• Actions to take
a. Answer these questions about the text on the Argo library, one answer per line with the same marks:
(i) Which Haskell JSON parsing library inspired Argo?
(ii) Which CocoaPods version or later must be used to run pod install?
(iii) What kind of model do the authors like to use?
b. Go on with the text about the Argo library, picking up right after its final sentence.

• Text for analysis
The Greek word for swift and the ship used by Jason, son of Aeson, of the Argonauts. Aeson is the JSON parsing library in Haskell that inspired Argo, much like Aeson inspired his son Jason.

Installation

Add the following to your Cartfile:

github "thoughtbot/Argo"

Then run carthage update. Drag Argo.framework into your project, and you're good to go.

DISCLAIMER: CocoaPods doesn't officially support Swift projects yet. Use the pre-release version at your own discression.

Add the following to your Podfile:

pod 'Argo', :git => 'https://github.com/thoughtbot/Argo'

Then run pod install with CocoaPods 0.36 or newer.

Git Submodules

I guess you could do it this way if that's your thing.

Add this repo as a submodule, and add the project file to your workspace. You can then link against Argo.framework for your application target.

Usage

First, create your model. We like to use structs but a class is OK too.

struct User {
  let id: Int
  let name: String
  let email: String?
}

Then, extend the model to conform to JSONDecodable. You will also need to write a static constructor method that is curried. We like to use create.

• Given entries
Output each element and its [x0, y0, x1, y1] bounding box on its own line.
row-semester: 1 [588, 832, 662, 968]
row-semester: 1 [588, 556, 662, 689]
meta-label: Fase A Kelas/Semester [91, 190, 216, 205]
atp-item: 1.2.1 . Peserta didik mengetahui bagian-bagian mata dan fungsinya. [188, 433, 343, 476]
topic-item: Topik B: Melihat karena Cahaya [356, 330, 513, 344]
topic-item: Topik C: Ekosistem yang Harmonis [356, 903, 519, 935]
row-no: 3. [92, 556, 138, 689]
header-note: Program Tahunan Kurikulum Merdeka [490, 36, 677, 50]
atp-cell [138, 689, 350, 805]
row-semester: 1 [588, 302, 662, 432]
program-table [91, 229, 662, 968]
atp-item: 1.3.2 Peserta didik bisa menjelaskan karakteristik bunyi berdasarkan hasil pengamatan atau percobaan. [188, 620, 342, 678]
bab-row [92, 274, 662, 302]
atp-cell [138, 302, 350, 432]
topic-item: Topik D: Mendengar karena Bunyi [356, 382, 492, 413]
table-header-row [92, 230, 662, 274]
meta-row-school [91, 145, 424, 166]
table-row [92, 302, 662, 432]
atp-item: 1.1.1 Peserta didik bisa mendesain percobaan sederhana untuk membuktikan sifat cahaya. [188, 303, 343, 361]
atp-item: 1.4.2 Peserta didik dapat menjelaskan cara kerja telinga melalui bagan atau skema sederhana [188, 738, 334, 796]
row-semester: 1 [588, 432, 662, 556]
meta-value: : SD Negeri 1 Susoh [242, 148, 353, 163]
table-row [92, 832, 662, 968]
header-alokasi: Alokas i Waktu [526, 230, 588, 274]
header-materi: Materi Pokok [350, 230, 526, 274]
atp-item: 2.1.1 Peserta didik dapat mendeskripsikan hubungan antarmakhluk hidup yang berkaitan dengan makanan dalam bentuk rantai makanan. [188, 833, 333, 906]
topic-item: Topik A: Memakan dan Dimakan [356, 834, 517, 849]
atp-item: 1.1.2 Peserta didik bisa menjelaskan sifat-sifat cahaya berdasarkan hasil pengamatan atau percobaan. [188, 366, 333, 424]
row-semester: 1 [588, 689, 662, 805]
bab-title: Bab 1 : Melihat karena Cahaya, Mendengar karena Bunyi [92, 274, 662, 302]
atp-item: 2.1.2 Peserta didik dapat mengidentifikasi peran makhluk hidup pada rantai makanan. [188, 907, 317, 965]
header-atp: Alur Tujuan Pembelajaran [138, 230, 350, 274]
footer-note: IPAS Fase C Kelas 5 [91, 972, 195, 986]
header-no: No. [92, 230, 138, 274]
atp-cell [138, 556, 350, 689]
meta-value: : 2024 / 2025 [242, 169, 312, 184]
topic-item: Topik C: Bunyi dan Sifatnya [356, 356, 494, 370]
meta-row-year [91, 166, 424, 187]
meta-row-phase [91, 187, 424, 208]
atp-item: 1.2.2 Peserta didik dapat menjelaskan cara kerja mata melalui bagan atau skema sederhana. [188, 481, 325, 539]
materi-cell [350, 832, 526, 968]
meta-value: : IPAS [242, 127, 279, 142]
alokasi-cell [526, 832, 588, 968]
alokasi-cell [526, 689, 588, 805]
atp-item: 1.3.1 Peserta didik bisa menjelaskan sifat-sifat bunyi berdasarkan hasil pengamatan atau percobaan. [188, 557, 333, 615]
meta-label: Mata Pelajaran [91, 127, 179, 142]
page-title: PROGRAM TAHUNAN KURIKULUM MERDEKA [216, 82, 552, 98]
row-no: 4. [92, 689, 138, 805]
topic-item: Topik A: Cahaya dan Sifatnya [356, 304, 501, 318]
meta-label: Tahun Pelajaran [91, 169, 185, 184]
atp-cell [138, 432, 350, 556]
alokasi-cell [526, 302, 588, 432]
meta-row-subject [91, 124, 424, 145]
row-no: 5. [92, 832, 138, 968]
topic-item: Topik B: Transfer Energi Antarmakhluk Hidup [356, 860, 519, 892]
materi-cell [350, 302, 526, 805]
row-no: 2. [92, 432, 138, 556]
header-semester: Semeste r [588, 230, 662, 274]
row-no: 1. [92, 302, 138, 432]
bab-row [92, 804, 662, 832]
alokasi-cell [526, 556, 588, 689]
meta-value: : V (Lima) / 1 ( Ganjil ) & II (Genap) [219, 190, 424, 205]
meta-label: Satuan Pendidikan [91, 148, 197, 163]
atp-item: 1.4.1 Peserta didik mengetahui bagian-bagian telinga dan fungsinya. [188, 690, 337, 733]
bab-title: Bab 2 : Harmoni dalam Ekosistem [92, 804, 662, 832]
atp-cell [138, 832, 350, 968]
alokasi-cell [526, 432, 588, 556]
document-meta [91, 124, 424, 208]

• Task answers
a.
(i) Aeson
(ii) CocoaPods 0.36 or newer
(iii) Structs, though a class is OK too.

b.
extension User: JSONDecodable {
  static func create(id: Int)(name: String)(email: String?) -> User {
    return User(id: id, name: name, email: email)
  }
}

It's important that the create function's parameters are all in separate parenthesis. This will make the function curried. Then inside the function we can call the model's constructor.

Finally, implement the JSONDecodable decode function to decode the incoming JSON. Here is an example of decoding a User from JSON received from a network request.

JSON received from network request:

{
  "id": 1,
  "name": "Cool User",
  "email": "[email protected]"
}

Parse data to JSON then to a JSONValue and finally to our User object:

let json: AnyObject? = NSJSONSerialization.JSONObjectWithData(responseData, options: NSJSONReadingOptions(0), error: nil)

if let j: AnyObject = json {
  if let value: JSONValue = JSONValue.parse(j) {
    let user: User? = User.decode(value)
  }
}
  1. We use NSJSONSerialization to get a JSON object from the data.
  2. Then we unwrap the JSON into JSONValues parse function to give us our JSONValue object.
  3. Now we can unwrap the JSONValue object into the User decode function to get our User object.

Then the decoding implementation will look like this:

extension User: JSONDecodable {
  static func create(id: Int)(name: String)(email: String?) -> User {
    return User(id: id, name: name, email: email)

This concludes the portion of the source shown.